Records for processing.
::::::::

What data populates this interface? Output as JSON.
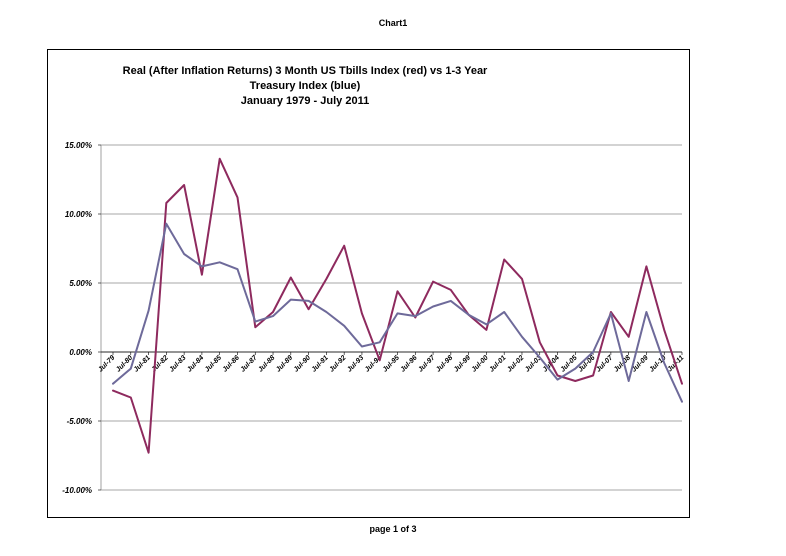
{
  "page": {
    "header": "Chart1",
    "footer": "page 1 of 3"
  },
  "chart_data": {
    "type": "line",
    "title_lines": [
      "Real (After Inflation Returns)  3 Month US Tbills Index (red) vs  1-3 Year",
      "Treasury Index (blue)",
      "January 1979 - July 2011"
    ],
    "xlabel": "",
    "ylabel": "",
    "ylim": [
      -0.1,
      0.15
    ],
    "y_ticks": [
      -0.1,
      -0.05,
      0.0,
      0.05,
      0.1,
      0.15
    ],
    "y_tick_labels": [
      "-10.00%",
      "-5.00%",
      "0.00%",
      "5.00%",
      "10.00%",
      "15.00%"
    ],
    "grid": true,
    "legend": "none",
    "categories": [
      "Jul-79",
      "Jul-80",
      "Jul-81",
      "Jul-82",
      "Jul-83",
      "Jul-84",
      "Jul-85",
      "Jul-86",
      "Jul-87",
      "Jul-88",
      "Jul-89",
      "Jul-90",
      "Jul-91",
      "Jul-92",
      "Jul-93",
      "Jul-94",
      "Jul-95",
      "Jul-96",
      "Jul-97",
      "Jul-98",
      "Jul-99",
      "Jul-00",
      "Jul-01",
      "Jul-02",
      "Jul-03",
      "Jul-04",
      "Jul-05",
      "Jul-06",
      "Jul-07",
      "Jul-08",
      "Jul-09",
      "Jul-10",
      "Jul-11"
    ],
    "series": [
      {
        "color": "#8E2A5E",
        "values": [
          -0.028,
          -0.033,
          -0.073,
          0.108,
          0.121,
          0.056,
          0.14,
          0.112,
          0.018,
          0.029,
          0.054,
          0.031,
          0.053,
          0.077,
          0.028,
          -0.006,
          0.044,
          0.025,
          0.051,
          0.045,
          0.027,
          0.016,
          0.067,
          0.053,
          0.007,
          -0.017,
          -0.021,
          -0.017,
          0.029,
          0.011,
          0.062,
          0.016,
          -0.023
        ]
      },
      {
        "color": "#6E6A9A",
        "values": [
          -0.023,
          -0.012,
          0.03,
          0.093,
          0.071,
          0.062,
          0.065,
          0.06,
          0.022,
          0.026,
          0.038,
          0.037,
          0.029,
          0.019,
          0.004,
          0.007,
          0.028,
          0.026,
          0.033,
          0.037,
          0.027,
          0.02,
          0.029,
          0.011,
          -0.004,
          -0.02,
          -0.012,
          0.0,
          0.028,
          -0.021,
          0.029,
          -0.008,
          -0.036
        ]
      }
    ]
  }
}
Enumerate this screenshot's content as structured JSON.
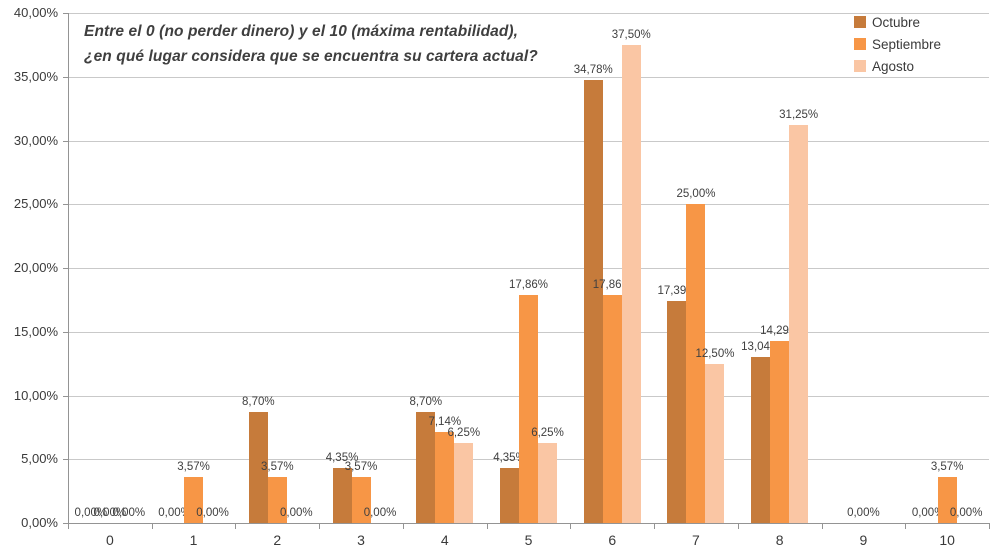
{
  "chart_data": {
    "type": "bar",
    "title_lines": [
      "Entre el 0 (no perder dinero) y el 10 (máxima rentabilidad),",
      "¿en qué lugar considera que se encuentra su cartera actual?"
    ],
    "categories": [
      "0",
      "1",
      "2",
      "3",
      "4",
      "5",
      "6",
      "7",
      "8",
      "9",
      "10"
    ],
    "y_axis": {
      "min": 0,
      "max": 40,
      "step": 5,
      "tick_labels": [
        "0,00%",
        "5,00%",
        "10,00%",
        "15,00%",
        "20,00%",
        "25,00%",
        "30,00%",
        "35,00%",
        "40,00%"
      ]
    },
    "grid": true,
    "legend_position": "top-right",
    "series": [
      {
        "name": "Octubre",
        "color": "#C67B3B",
        "values": [
          0,
          0,
          8.7,
          4.35,
          8.7,
          4.35,
          34.78,
          17.39,
          13.04,
          0,
          0
        ],
        "labels": [
          "0,00%",
          "0,00%",
          "8,70%",
          "4,35%",
          "8,70%",
          "4,35%",
          "34,78%",
          "17,39%",
          "13,04%",
          null,
          "0,00%"
        ]
      },
      {
        "name": "Septiembre",
        "color": "#F79646",
        "values": [
          0,
          3.57,
          3.57,
          3.57,
          7.14,
          17.86,
          17.86,
          25.0,
          14.29,
          0,
          3.57
        ],
        "labels": [
          "0,00%",
          "3,57%",
          "3,57%",
          "3,57%",
          "7,14%",
          "17,86%",
          "17,86%",
          "25,00%",
          "14,29%",
          "0,00%",
          "3,57%"
        ]
      },
      {
        "name": "Agosto",
        "color": "#FAC6A4",
        "values": [
          0,
          0,
          0,
          0,
          6.25,
          6.25,
          37.5,
          12.5,
          31.25,
          0,
          0
        ],
        "labels": [
          "0,00%",
          "0,00%",
          "0,00%",
          "0,00%",
          "6,25%",
          "6,25%",
          "37,50%",
          "12,50%",
          "31,25%",
          null,
          "0,00%"
        ]
      }
    ]
  },
  "colors": {
    "grid": "#C9C9C9",
    "axis": "#949494",
    "text": "#3F3F3F"
  }
}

::::::::

Your goal. Print all entries exactly. The images do not belong in the copy.

Task output.
What data populates this interface? Output as JSON.
{
  "page": {
    "header": "Chart1",
    "footer": "page 1 of 3"
  },
  "chart_data": {
    "type": "line",
    "title_lines": [
      "Real (After Inflation Returns)  3 Month US Tbills Index (red) vs  1-3 Year",
      "Treasury Index (blue)",
      "January 1979 - July 2011"
    ],
    "xlabel": "",
    "ylabel": "",
    "ylim": [
      -0.1,
      0.15
    ],
    "y_ticks": [
      -0.1,
      -0.05,
      0.0,
      0.05,
      0.1,
      0.15
    ],
    "y_tick_labels": [
      "-10.00%",
      "-5.00%",
      "0.00%",
      "5.00%",
      "10.00%",
      "15.00%"
    ],
    "grid": true,
    "legend": "none",
    "categories": [
      "Jul-79",
      "Jul-80",
      "Jul-81",
      "Jul-82",
      "Jul-83",
      "Jul-84",
      "Jul-85",
      "Jul-86",
      "Jul-87",
      "Jul-88",
      "Jul-89",
      "Jul-90",
      "Jul-91",
      "Jul-92",
      "Jul-93",
      "Jul-94",
      "Jul-95",
      "Jul-96",
      "Jul-97",
      "Jul-98",
      "Jul-99",
      "Jul-00",
      "Jul-01",
      "Jul-02",
      "Jul-03",
      "Jul-04",
      "Jul-05",
      "Jul-06",
      "Jul-07",
      "Jul-08",
      "Jul-09",
      "Jul-10",
      "Jul-11"
    ],
    "series": [
      {
        "color": "#8E2A5E",
        "values": [
          -0.028,
          -0.033,
          -0.073,
          0.108,
          0.121,
          0.056,
          0.14,
          0.112,
          0.018,
          0.029,
          0.054,
          0.031,
          0.053,
          0.077,
          0.028,
          -0.006,
          0.044,
          0.025,
          0.051,
          0.045,
          0.027,
          0.016,
          0.067,
          0.053,
          0.007,
          -0.017,
          -0.021,
          -0.017,
          0.029,
          0.011,
          0.062,
          0.016,
          -0.023
        ]
      },
      {
        "color": "#6E6A9A",
        "values": [
          -0.023,
          -0.012,
          0.03,
          0.093,
          0.071,
          0.062,
          0.065,
          0.06,
          0.022,
          0.026,
          0.038,
          0.037,
          0.029,
          0.019,
          0.004,
          0.007,
          0.028,
          0.026,
          0.033,
          0.037,
          0.027,
          0.02,
          0.029,
          0.011,
          -0.004,
          -0.02,
          -0.012,
          0.0,
          0.028,
          -0.021,
          0.029,
          -0.008,
          -0.036
        ]
      }
    ]
  }
}
Enumerate this screenshot's content as structured JSON.
{
  "chart_data": {
    "type": "bar",
    "title_lines": [
      "Entre el 0 (no perder dinero) y el 10 (máxima rentabilidad),",
      "¿en qué lugar considera que se encuentra su cartera actual?"
    ],
    "categories": [
      "0",
      "1",
      "2",
      "3",
      "4",
      "5",
      "6",
      "7",
      "8",
      "9",
      "10"
    ],
    "y_axis": {
      "min": 0,
      "max": 40,
      "step": 5,
      "tick_labels": [
        "0,00%",
        "5,00%",
        "10,00%",
        "15,00%",
        "20,00%",
        "25,00%",
        "30,00%",
        "35,00%",
        "40,00%"
      ]
    },
    "grid": true,
    "legend_position": "top-right",
    "series": [
      {
        "name": "Octubre",
        "color": "#C67B3B",
        "values": [
          0,
          0,
          8.7,
          4.35,
          8.7,
          4.35,
          34.78,
          17.39,
          13.04,
          0,
          0
        ],
        "labels": [
          "0,00%",
          "0,00%",
          "8,70%",
          "4,35%",
          "8,70%",
          "4,35%",
          "34,78%",
          "17,39%",
          "13,04%",
          null,
          "0,00%"
        ]
      },
      {
        "name": "Septiembre",
        "color": "#F79646",
        "values": [
          0,
          3.57,
          3.57,
          3.57,
          7.14,
          17.86,
          17.86,
          25.0,
          14.29,
          0,
          3.57
        ],
        "labels": [
          "0,00%",
          "3,57%",
          "3,57%",
          "3,57%",
          "7,14%",
          "17,86%",
          "17,86%",
          "25,00%",
          "14,29%",
          "0,00%",
          "3,57%"
        ]
      },
      {
        "name": "Agosto",
        "color": "#FAC6A4",
        "values": [
          0,
          0,
          0,
          0,
          6.25,
          6.25,
          37.5,
          12.5,
          31.25,
          0,
          0
        ],
        "labels": [
          "0,00%",
          "0,00%",
          "0,00%",
          "0,00%",
          "6,25%",
          "6,25%",
          "37,50%",
          "12,50%",
          "31,25%",
          null,
          "0,00%"
        ]
      }
    ]
  },
  "colors": {
    "grid": "#C9C9C9",
    "axis": "#949494",
    "text": "#3F3F3F"
  }
}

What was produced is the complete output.